Problem to solve
Repeat the material verbatim and drop the pictures.

— BEGIN —

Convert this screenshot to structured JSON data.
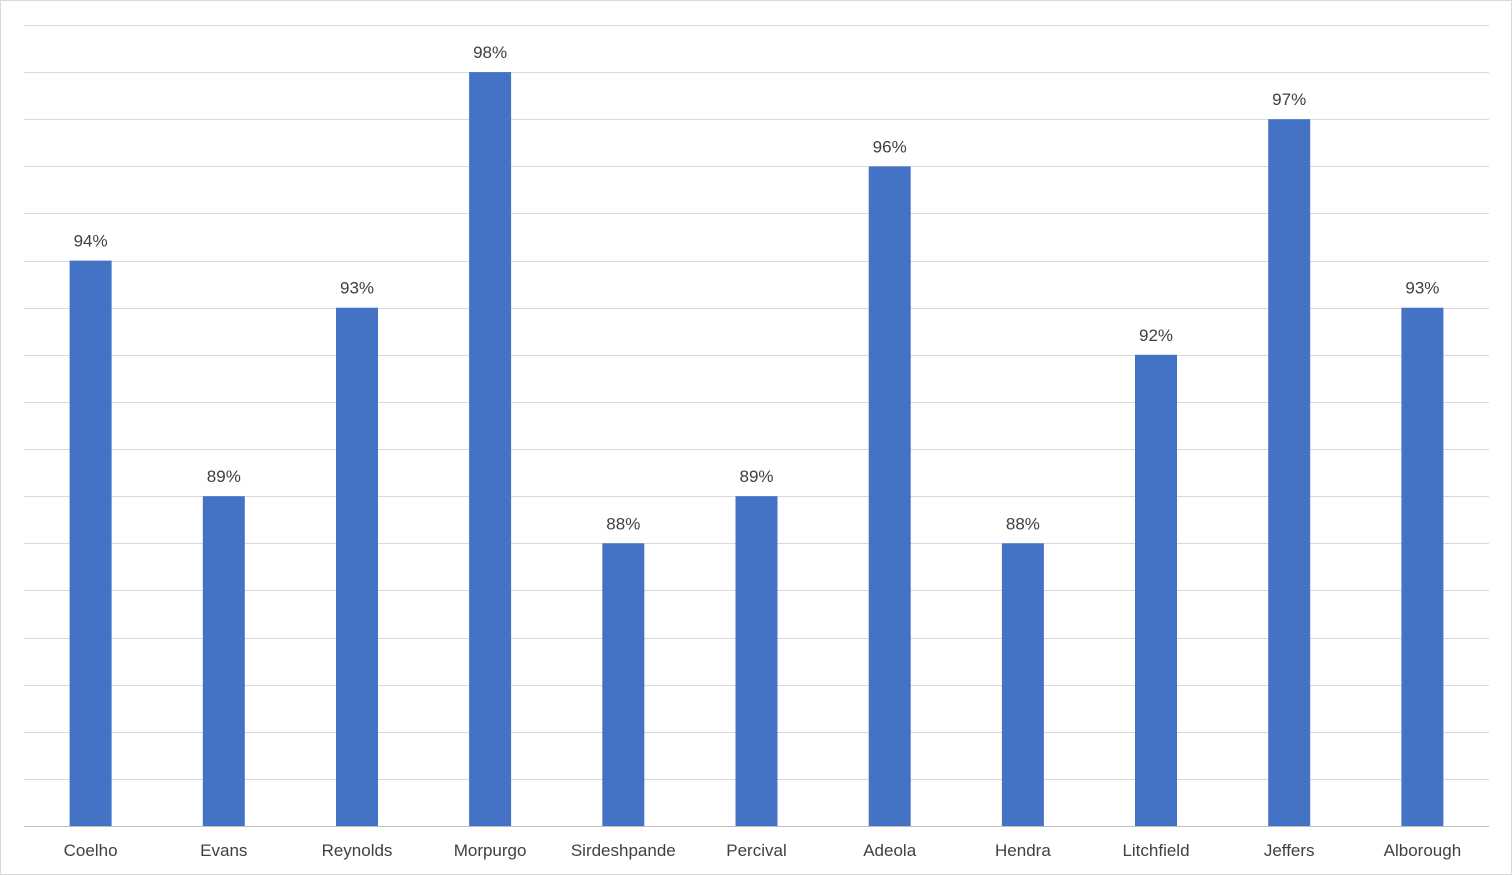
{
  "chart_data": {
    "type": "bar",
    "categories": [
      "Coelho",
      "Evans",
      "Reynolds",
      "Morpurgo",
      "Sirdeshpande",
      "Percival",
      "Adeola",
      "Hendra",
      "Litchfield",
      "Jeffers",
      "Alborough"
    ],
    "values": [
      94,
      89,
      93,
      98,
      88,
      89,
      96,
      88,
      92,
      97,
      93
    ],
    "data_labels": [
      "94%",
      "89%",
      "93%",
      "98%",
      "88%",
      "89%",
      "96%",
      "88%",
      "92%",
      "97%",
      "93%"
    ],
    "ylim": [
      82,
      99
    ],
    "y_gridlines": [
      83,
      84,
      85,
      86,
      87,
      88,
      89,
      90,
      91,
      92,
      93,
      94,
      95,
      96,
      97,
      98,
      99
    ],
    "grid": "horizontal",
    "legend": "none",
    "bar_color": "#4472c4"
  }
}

— END —

Exercise result
Convert this screenshot to structured JSON data.
{
  "chart_data": {
    "type": "bar",
    "categories": [
      "Coelho",
      "Evans",
      "Reynolds",
      "Morpurgo",
      "Sirdeshpande",
      "Percival",
      "Adeola",
      "Hendra",
      "Litchfield",
      "Jeffers",
      "Alborough"
    ],
    "values": [
      94,
      89,
      93,
      98,
      88,
      89,
      96,
      88,
      92,
      97,
      93
    ],
    "data_labels": [
      "94%",
      "89%",
      "93%",
      "98%",
      "88%",
      "89%",
      "96%",
      "88%",
      "92%",
      "97%",
      "93%"
    ],
    "ylim": [
      82,
      99
    ],
    "y_gridlines": [
      83,
      84,
      85,
      86,
      87,
      88,
      89,
      90,
      91,
      92,
      93,
      94,
      95,
      96,
      97,
      98,
      99
    ],
    "grid": "horizontal",
    "legend": "none",
    "bar_color": "#4472c4"
  }
}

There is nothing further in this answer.